Requirements
Using the data below, gather each line that includes the word "move".

** begin Stored data **

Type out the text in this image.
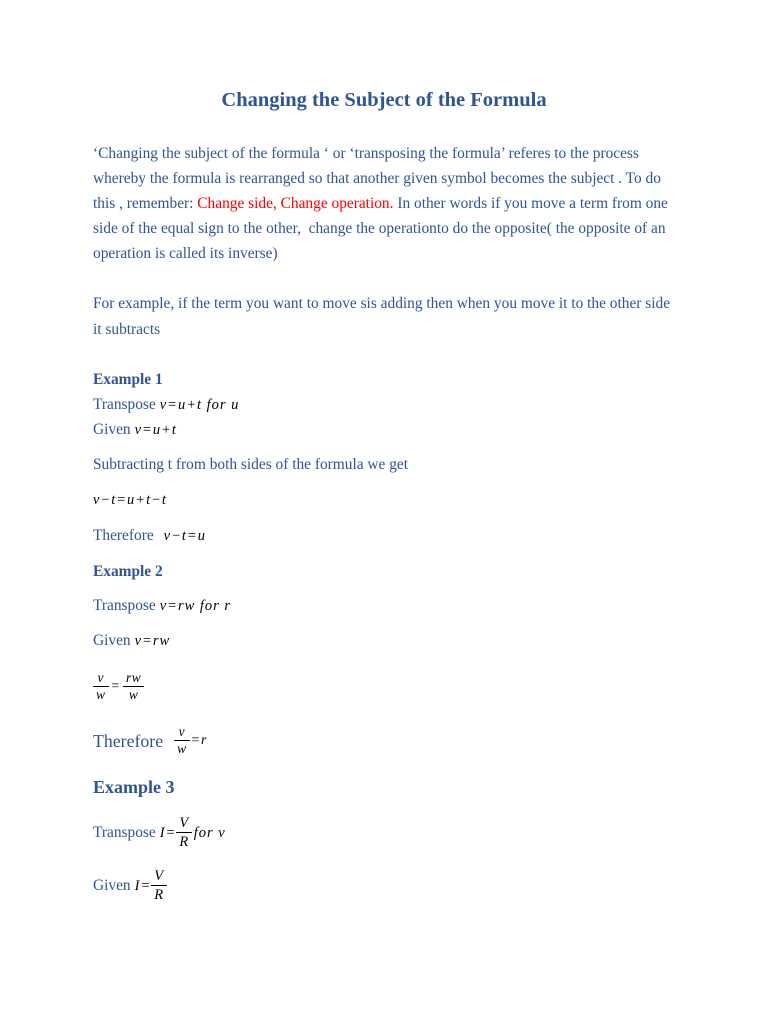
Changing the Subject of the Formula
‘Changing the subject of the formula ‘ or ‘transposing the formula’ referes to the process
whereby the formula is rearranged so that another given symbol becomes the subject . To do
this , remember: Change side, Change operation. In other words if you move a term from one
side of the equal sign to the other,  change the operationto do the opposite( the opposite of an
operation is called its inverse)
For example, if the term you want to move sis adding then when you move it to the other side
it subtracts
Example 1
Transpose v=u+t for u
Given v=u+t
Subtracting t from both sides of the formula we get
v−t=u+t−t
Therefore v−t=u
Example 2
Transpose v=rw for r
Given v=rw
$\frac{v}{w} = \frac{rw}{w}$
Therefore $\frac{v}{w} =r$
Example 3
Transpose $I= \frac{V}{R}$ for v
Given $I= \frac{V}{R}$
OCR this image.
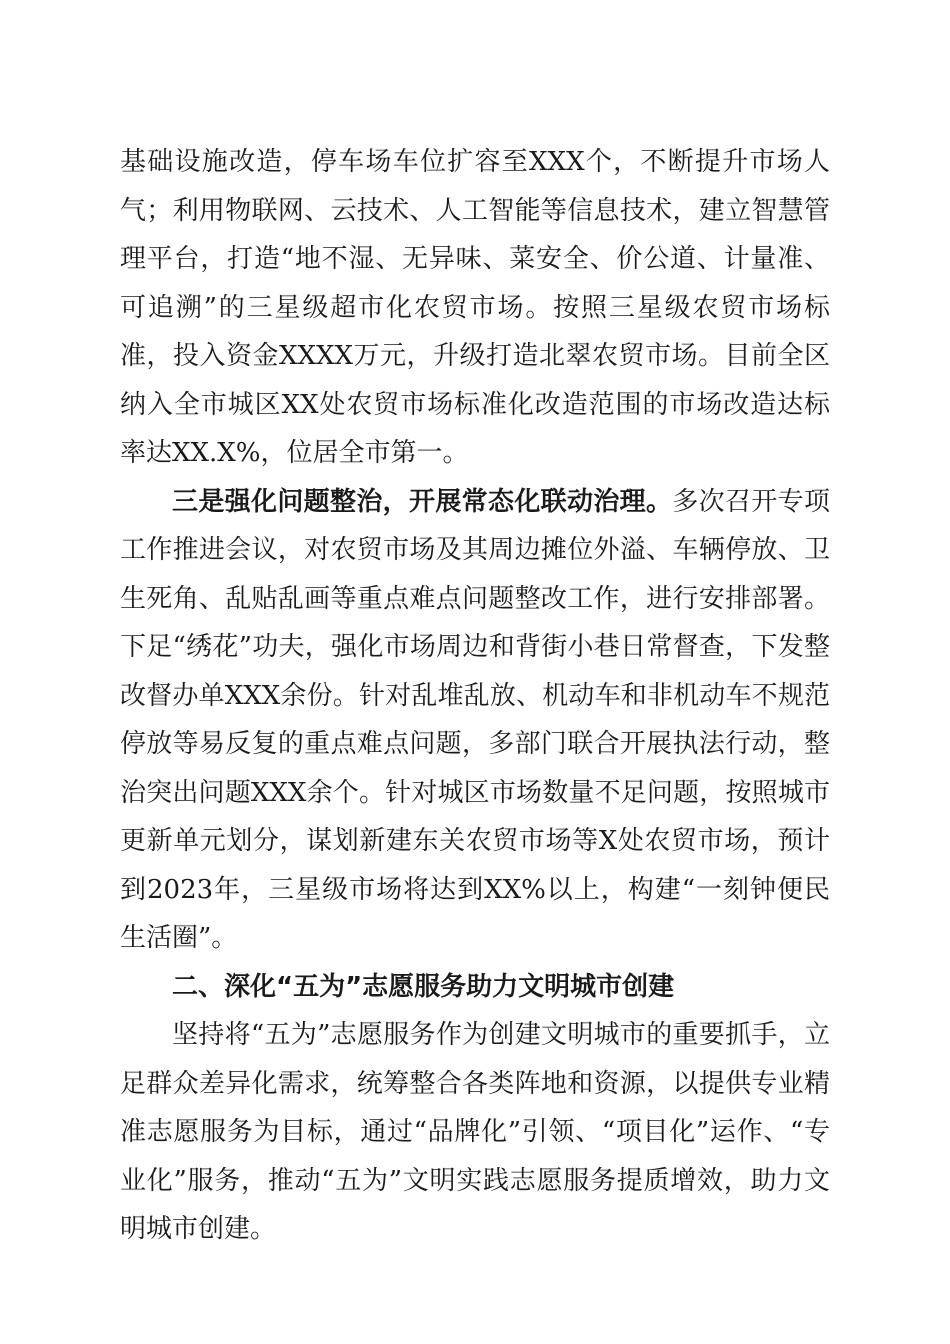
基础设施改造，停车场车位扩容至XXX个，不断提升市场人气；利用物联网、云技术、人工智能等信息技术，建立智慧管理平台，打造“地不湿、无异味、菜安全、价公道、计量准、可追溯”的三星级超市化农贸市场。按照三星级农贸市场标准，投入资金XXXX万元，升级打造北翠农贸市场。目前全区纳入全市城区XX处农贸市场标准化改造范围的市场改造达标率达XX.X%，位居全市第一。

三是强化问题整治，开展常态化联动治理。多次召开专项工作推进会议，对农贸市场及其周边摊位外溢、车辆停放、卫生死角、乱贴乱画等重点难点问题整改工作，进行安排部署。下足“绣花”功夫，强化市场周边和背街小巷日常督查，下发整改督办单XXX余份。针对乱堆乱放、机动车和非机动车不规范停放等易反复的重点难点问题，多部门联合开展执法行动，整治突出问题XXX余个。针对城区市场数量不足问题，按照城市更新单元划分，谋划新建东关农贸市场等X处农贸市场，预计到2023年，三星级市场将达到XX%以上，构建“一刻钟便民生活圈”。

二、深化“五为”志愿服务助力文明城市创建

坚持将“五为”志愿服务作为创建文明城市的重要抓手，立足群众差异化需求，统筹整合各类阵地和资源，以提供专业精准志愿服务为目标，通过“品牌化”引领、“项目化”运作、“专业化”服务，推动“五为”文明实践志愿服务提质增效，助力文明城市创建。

** end Stored data **
** begin Stored data **

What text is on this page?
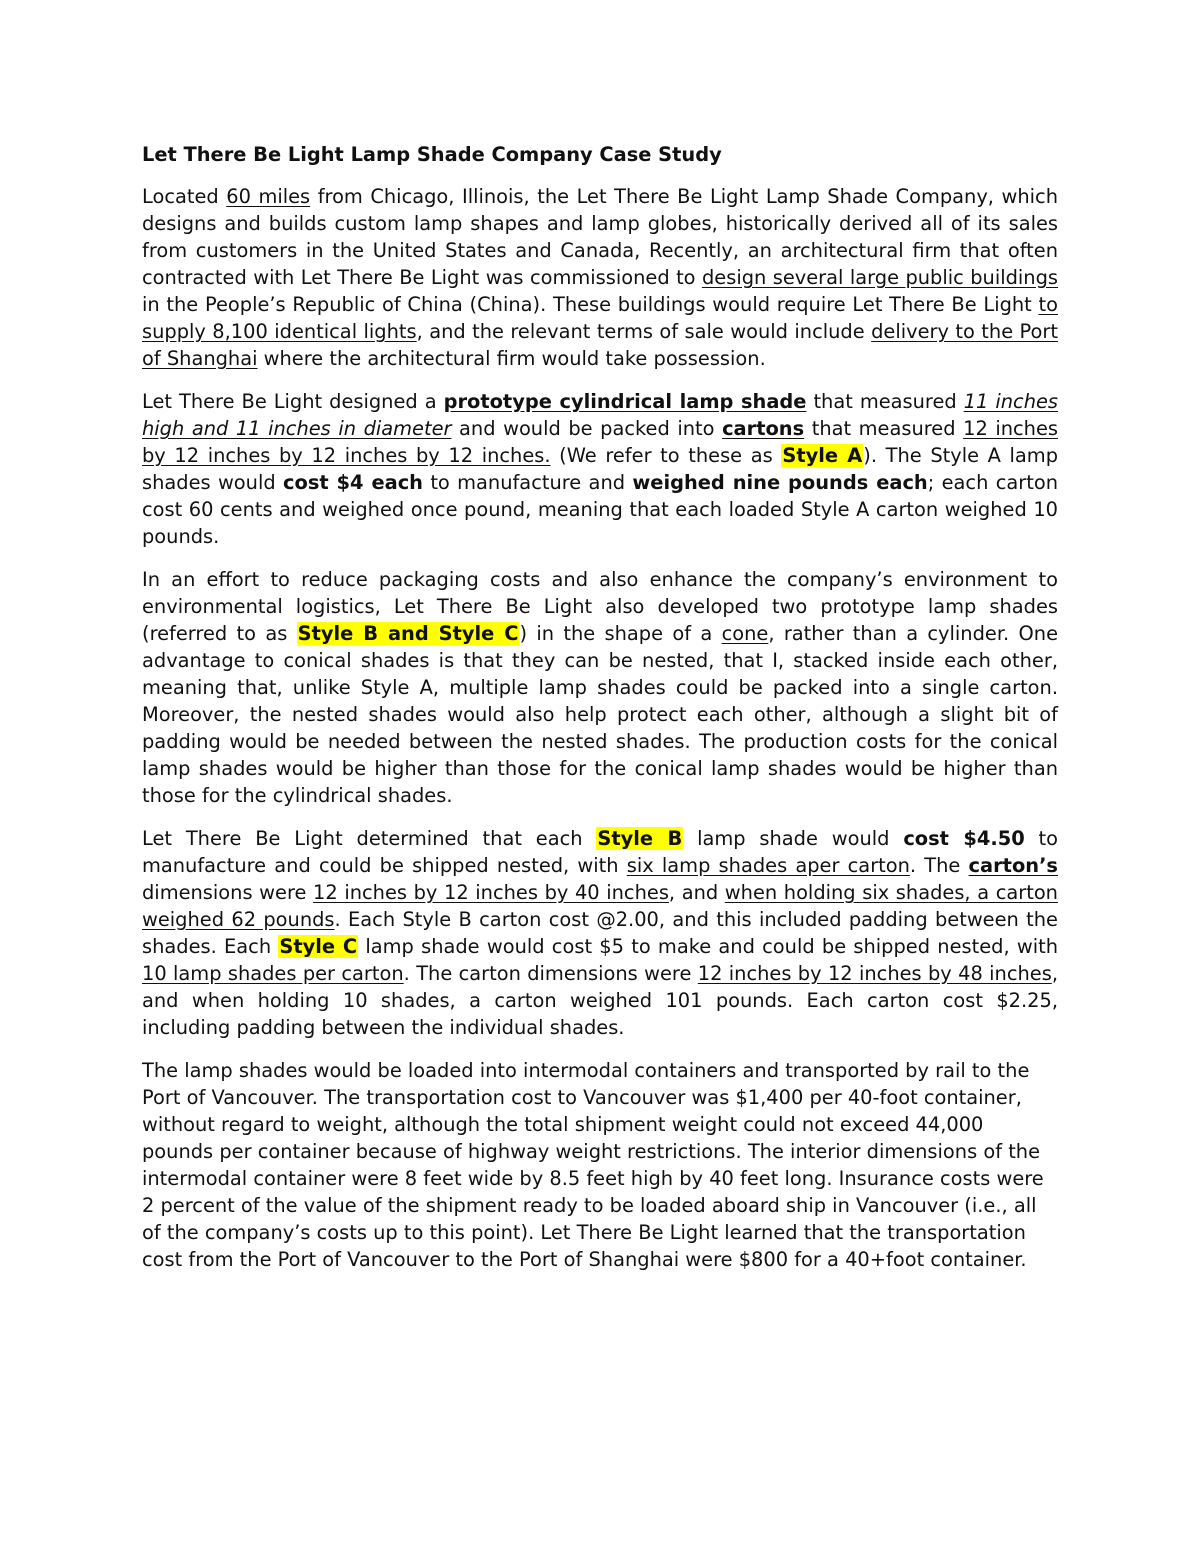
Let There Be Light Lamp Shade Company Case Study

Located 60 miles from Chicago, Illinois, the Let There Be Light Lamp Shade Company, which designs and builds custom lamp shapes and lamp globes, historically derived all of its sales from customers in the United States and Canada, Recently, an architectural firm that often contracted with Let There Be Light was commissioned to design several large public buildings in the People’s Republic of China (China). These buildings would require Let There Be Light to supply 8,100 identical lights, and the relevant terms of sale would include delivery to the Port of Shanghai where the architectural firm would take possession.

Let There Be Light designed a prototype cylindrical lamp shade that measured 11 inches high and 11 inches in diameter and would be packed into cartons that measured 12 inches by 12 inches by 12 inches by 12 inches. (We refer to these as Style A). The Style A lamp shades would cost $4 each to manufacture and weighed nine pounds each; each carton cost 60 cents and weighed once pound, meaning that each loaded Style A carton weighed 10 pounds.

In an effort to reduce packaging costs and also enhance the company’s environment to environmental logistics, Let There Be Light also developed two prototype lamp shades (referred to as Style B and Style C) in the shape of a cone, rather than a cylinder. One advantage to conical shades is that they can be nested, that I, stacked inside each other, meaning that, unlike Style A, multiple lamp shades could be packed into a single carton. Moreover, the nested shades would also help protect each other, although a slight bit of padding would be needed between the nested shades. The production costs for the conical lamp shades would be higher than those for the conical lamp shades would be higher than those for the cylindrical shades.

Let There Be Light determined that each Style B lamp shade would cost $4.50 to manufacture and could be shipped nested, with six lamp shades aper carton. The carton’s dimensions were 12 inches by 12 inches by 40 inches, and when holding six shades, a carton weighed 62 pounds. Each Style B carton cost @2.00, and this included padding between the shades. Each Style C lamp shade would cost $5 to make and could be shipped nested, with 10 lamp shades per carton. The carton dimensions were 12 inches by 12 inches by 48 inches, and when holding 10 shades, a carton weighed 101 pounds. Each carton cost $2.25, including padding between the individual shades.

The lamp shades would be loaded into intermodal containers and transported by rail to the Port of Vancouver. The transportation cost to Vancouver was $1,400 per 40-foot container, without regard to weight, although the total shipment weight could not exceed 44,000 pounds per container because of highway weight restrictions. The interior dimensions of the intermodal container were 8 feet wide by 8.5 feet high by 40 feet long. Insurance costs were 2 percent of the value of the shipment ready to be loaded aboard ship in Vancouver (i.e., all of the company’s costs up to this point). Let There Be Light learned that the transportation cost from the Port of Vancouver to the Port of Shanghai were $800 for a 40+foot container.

** end Stored data **

Solution
this , remember: Change side, Change operation. In other words if you move a term from one
For example, if the term you want to move sis adding then when you move it to the other side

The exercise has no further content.